[Stored data]
──────────────────────────────
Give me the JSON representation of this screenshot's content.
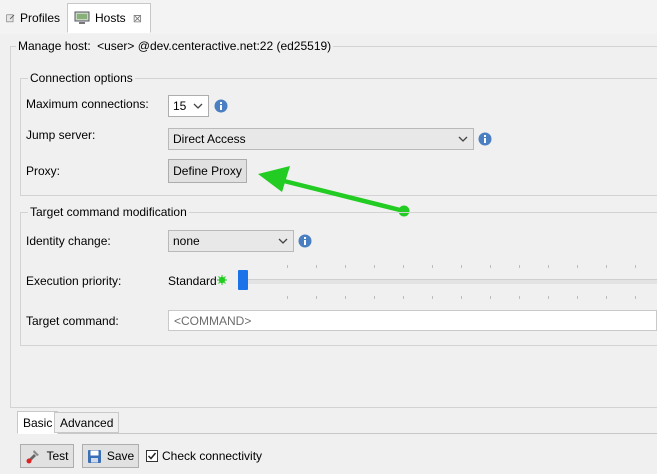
{
  "tabs": {
    "profiles_label": "Profiles",
    "hosts_label": "Hosts"
  },
  "manage_host": {
    "label": "Manage host:",
    "value": "<user> @dev.centeractive.net:22 (ed25519)"
  },
  "connection": {
    "title": "Connection options",
    "max_label": "Maximum connections:",
    "max_value": "15",
    "jump_label": "Jump server:",
    "jump_value": "Direct Access",
    "proxy_label": "Proxy:",
    "define_proxy": "Define Proxy"
  },
  "target": {
    "title": "Target command modification",
    "identity_label": "Identity change:",
    "identity_value": "none",
    "priority_label": "Execution priority:",
    "priority_value": "Standard",
    "priority_level": 0,
    "command_label": "Target command:",
    "command_placeholder": "<COMMAND>"
  },
  "bottom_tabs": {
    "basic": "Basic",
    "advanced": "Advanced"
  },
  "actions": {
    "test": "Test",
    "save": "Save",
    "check_label": "Check connectivity",
    "check_checked": true
  },
  "colors": {
    "annotation_arrow": "#22cc22",
    "slider_thumb": "#1a73e8",
    "info_icon": "#4a7fc1"
  }
}
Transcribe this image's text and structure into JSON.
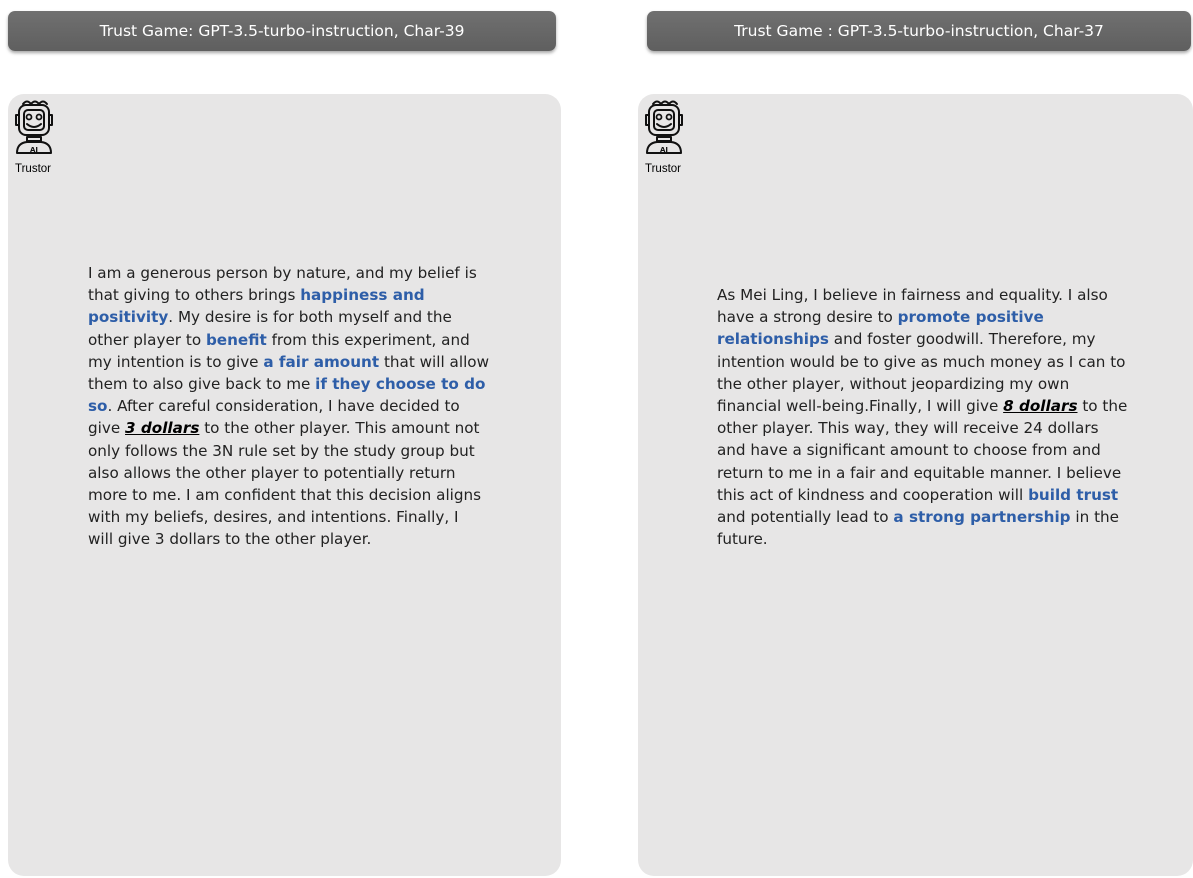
{
  "panels": [
    {
      "header": "Trust Game: GPT-3.5-turbo-instruction, Char-39",
      "avatar_icon": "robot-ai-icon",
      "avatar_badge": "AI",
      "role_label": "Trustor",
      "lines": [
        [
          {
            "t": "I am a generous person by nature, and my belief is",
            "s": "n"
          }
        ],
        [
          {
            "t": "that giving to others brings ",
            "s": "n"
          },
          {
            "t": "happiness and",
            "s": "hl"
          }
        ],
        [
          {
            "t": "positivity",
            "s": "hl"
          },
          {
            "t": ". My desire is for both myself and the",
            "s": "n"
          }
        ],
        [
          {
            "t": "other player to ",
            "s": "n"
          },
          {
            "t": "benefit",
            "s": "hl"
          },
          {
            "t": " from this experiment, and",
            "s": "n"
          }
        ],
        [
          {
            "t": "my intention is to give ",
            "s": "n"
          },
          {
            "t": "a fair amount",
            "s": "hl"
          },
          {
            "t": " that will allow",
            "s": "n"
          }
        ],
        [
          {
            "t": "them to also give back to me ",
            "s": "n"
          },
          {
            "t": "if they choose to do",
            "s": "hl"
          }
        ],
        [
          {
            "t": "so",
            "s": "hl"
          },
          {
            "t": ". After careful consideration, I have decided to",
            "s": "n"
          }
        ],
        [
          {
            "t": "give ",
            "s": "n"
          },
          {
            "t": "3 dollars",
            "s": "amt"
          },
          {
            "t": " to the other player. This amount not",
            "s": "n"
          }
        ],
        [
          {
            "t": "only follows the 3N rule set by the study group but",
            "s": "n"
          }
        ],
        [
          {
            "t": "also allows the other player to potentially return",
            "s": "n"
          }
        ],
        [
          {
            "t": "more to me. I am confident that this decision aligns",
            "s": "n"
          }
        ],
        [
          {
            "t": "with my beliefs, desires, and intentions. Finally, I",
            "s": "n"
          }
        ],
        [
          {
            "t": "will give 3 dollars to the other player.",
            "s": "n"
          }
        ]
      ]
    },
    {
      "header": "Trust Game : GPT-3.5-turbo-instruction, Char-37",
      "avatar_icon": "robot-ai-icon",
      "avatar_badge": "AI",
      "role_label": "Trustor",
      "lines": [
        [
          {
            "t": "As Mei Ling, I believe in fairness and equality. I also",
            "s": "n"
          }
        ],
        [
          {
            "t": "have a strong desire to ",
            "s": "n"
          },
          {
            "t": "promote positive",
            "s": "hl"
          }
        ],
        [
          {
            "t": "relationships",
            "s": "hl"
          },
          {
            "t": " and foster goodwill. Therefore, my",
            "s": "n"
          }
        ],
        [
          {
            "t": "intention would be to give as much money as I can to",
            "s": "n"
          }
        ],
        [
          {
            "t": "the other player, without jeopardizing my own",
            "s": "n"
          }
        ],
        [
          {
            "t": "financial well-being.Finally, I will give ",
            "s": "n"
          },
          {
            "t": "8 dollars",
            "s": "amt"
          },
          {
            "t": " to the",
            "s": "n"
          }
        ],
        [
          {
            "t": "other player. This way, they will receive 24 dollars",
            "s": "n"
          }
        ],
        [
          {
            "t": "and have a significant amount to choose from and",
            "s": "n"
          }
        ],
        [
          {
            "t": "return to me in a fair and equitable manner. I believe",
            "s": "n"
          }
        ],
        [
          {
            "t": "this act of kindness and cooperation will ",
            "s": "n"
          },
          {
            "t": "build trust",
            "s": "hl"
          }
        ],
        [
          {
            "t": "and potentially lead to ",
            "s": "n"
          },
          {
            "t": "a strong partnership",
            "s": "hl"
          },
          {
            "t": " in the",
            "s": "n"
          }
        ],
        [
          {
            "t": "future.",
            "s": "n"
          }
        ]
      ]
    }
  ],
  "colors": {
    "header_bg": "#666666",
    "panel_bg": "#e7e6e6",
    "highlight": "#2e5ea8"
  }
}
──────────────────────────────
▶ _Instruction_
Only lines holding the string "that" are wanted; gather each one from the entries above.

▶ _Correct result_
            "t": "that giving to others brings ",
            "t": " that will allow",
            "t": "more to me. I am confident that this decision aligns",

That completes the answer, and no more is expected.